## EXERCISE OBJECTIVE
Return, word for word, every line that follows.

= = = =

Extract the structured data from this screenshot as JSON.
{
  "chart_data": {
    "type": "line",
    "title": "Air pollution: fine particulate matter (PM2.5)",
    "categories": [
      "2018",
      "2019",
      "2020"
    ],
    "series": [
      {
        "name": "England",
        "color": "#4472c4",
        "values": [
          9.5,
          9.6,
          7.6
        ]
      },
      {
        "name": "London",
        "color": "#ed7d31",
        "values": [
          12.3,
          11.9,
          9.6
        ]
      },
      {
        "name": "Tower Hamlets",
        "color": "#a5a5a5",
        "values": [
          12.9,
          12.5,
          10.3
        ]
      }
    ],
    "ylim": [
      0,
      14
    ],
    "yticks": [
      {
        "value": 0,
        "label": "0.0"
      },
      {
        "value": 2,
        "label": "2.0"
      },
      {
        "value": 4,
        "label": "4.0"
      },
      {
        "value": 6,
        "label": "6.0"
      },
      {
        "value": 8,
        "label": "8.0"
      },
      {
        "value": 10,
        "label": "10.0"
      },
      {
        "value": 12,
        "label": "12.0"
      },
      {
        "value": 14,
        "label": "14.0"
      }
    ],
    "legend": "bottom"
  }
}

= = = =

## ANSWER TO THE EXERCISE
Extract the structured data from this screenshot as JSON.
{
  "chart_data": {
    "type": "line",
    "title": "Air pollution: fine particulate matter (PM2.5)",
    "categories": [
      "2018",
      "2019",
      "2020"
    ],
    "series": [
      {
        "name": "England",
        "color": "#4472c4",
        "values": [
          9.5,
          9.6,
          7.6
        ]
      },
      {
        "name": "London",
        "color": "#ed7d31",
        "values": [
          12.3,
          11.9,
          9.6
        ]
      },
      {
        "name": "Tower Hamlets",
        "color": "#a5a5a5",
        "values": [
          12.9,
          12.5,
          10.3
        ]
      }
    ],
    "ylim": [
      0,
      14
    ],
    "yticks": [
      {
        "value": 0,
        "label": "0.0"
      },
      {
        "value": 2,
        "label": "2.0"
      },
      {
        "value": 4,
        "label": "4.0"
      },
      {
        "value": 6,
        "label": "6.0"
      },
      {
        "value": 8,
        "label": "8.0"
      },
      {
        "value": 10,
        "label": "10.0"
      },
      {
        "value": 12,
        "label": "12.0"
      },
      {
        "value": 14,
        "label": "14.0"
      }
    ],
    "legend": "bottom"
  }
}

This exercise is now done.